* _WRITTEN PROBLEM_: Exclude the pictures, then copy all remaining records exactly.

* _MATERIAL FOR THE TASK_:
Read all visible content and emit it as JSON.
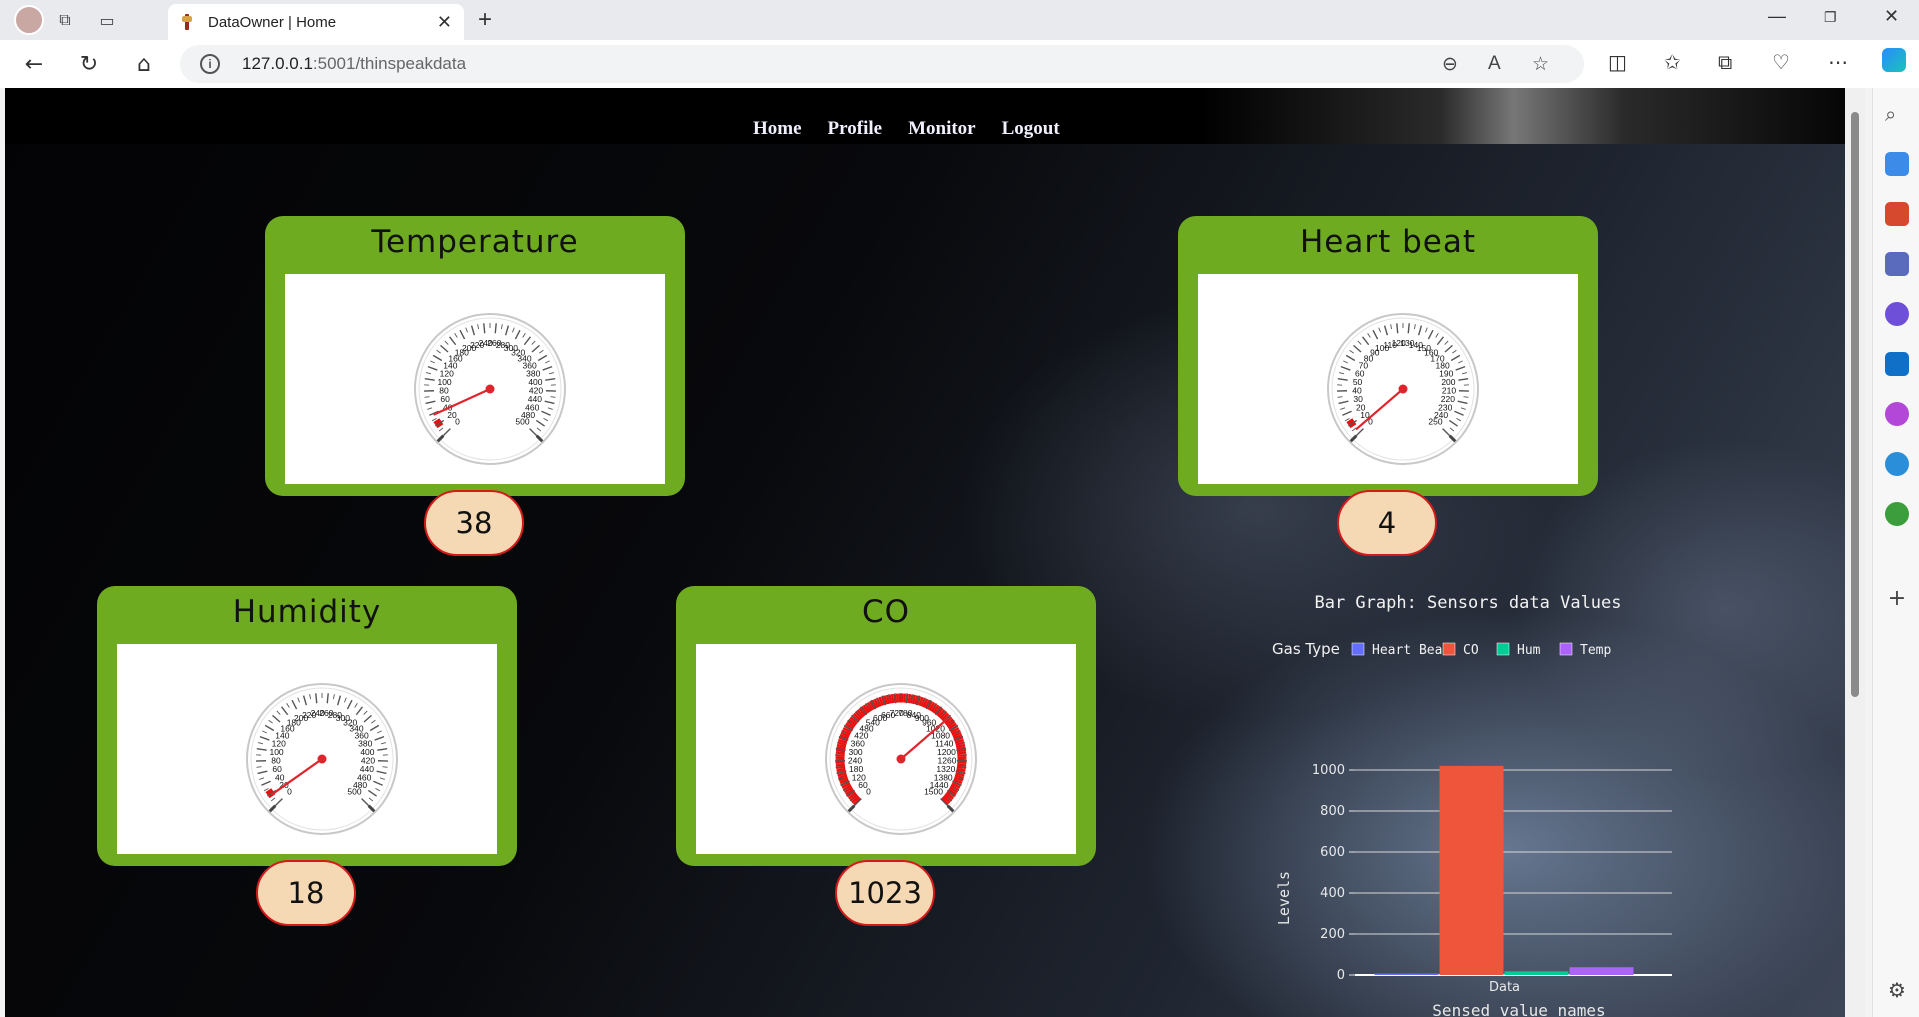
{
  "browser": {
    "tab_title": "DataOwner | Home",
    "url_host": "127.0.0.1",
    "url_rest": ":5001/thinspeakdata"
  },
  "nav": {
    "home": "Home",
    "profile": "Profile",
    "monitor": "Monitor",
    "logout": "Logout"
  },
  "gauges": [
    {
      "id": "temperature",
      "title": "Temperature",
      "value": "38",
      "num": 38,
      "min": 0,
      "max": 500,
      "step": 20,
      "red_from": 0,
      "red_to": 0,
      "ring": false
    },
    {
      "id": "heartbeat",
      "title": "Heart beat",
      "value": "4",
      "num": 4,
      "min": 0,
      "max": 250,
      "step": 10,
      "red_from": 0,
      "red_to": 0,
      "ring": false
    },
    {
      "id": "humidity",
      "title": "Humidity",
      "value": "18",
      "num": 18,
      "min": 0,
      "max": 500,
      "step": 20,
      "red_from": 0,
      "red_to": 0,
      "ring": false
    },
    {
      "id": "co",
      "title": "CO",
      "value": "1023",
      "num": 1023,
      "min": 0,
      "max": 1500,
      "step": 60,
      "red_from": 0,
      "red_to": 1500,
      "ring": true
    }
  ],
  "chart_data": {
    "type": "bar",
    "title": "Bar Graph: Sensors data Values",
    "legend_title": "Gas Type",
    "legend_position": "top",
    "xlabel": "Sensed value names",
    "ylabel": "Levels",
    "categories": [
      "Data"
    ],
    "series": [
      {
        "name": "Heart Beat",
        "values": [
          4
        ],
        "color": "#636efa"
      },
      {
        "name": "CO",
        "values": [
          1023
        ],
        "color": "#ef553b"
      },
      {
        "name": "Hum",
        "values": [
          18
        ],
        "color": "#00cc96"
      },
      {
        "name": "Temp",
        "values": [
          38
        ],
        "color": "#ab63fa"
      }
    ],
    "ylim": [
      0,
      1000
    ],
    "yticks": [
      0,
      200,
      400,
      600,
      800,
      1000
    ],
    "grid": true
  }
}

* _ANSWER TO THIS EXERCISE_:
Read all visible content and emit it as JSON.
{
  "browser": {
    "tab_title": "DataOwner | Home",
    "url_host": "127.0.0.1",
    "url_rest": ":5001/thinspeakdata"
  },
  "nav": {
    "home": "Home",
    "profile": "Profile",
    "monitor": "Monitor",
    "logout": "Logout"
  },
  "gauges": [
    {
      "id": "temperature",
      "title": "Temperature",
      "value": "38",
      "num": 38,
      "min": 0,
      "max": 500,
      "step": 20,
      "red_from": 0,
      "red_to": 0,
      "ring": false
    },
    {
      "id": "heartbeat",
      "title": "Heart beat",
      "value": "4",
      "num": 4,
      "min": 0,
      "max": 250,
      "step": 10,
      "red_from": 0,
      "red_to": 0,
      "ring": false
    },
    {
      "id": "humidity",
      "title": "Humidity",
      "value": "18",
      "num": 18,
      "min": 0,
      "max": 500,
      "step": 20,
      "red_from": 0,
      "red_to": 0,
      "ring": false
    },
    {
      "id": "co",
      "title": "CO",
      "value": "1023",
      "num": 1023,
      "min": 0,
      "max": 1500,
      "step": 60,
      "red_from": 0,
      "red_to": 1500,
      "ring": true
    }
  ],
  "chart_data": {
    "type": "bar",
    "title": "Bar Graph: Sensors data Values",
    "legend_title": "Gas Type",
    "legend_position": "top",
    "xlabel": "Sensed value names",
    "ylabel": "Levels",
    "categories": [
      "Data"
    ],
    "series": [
      {
        "name": "Heart Beat",
        "values": [
          4
        ],
        "color": "#636efa"
      },
      {
        "name": "CO",
        "values": [
          1023
        ],
        "color": "#ef553b"
      },
      {
        "name": "Hum",
        "values": [
          18
        ],
        "color": "#00cc96"
      },
      {
        "name": "Temp",
        "values": [
          38
        ],
        "color": "#ab63fa"
      }
    ],
    "ylim": [
      0,
      1000
    ],
    "yticks": [
      0,
      200,
      400,
      600,
      800,
      1000
    ],
    "grid": true
  }
}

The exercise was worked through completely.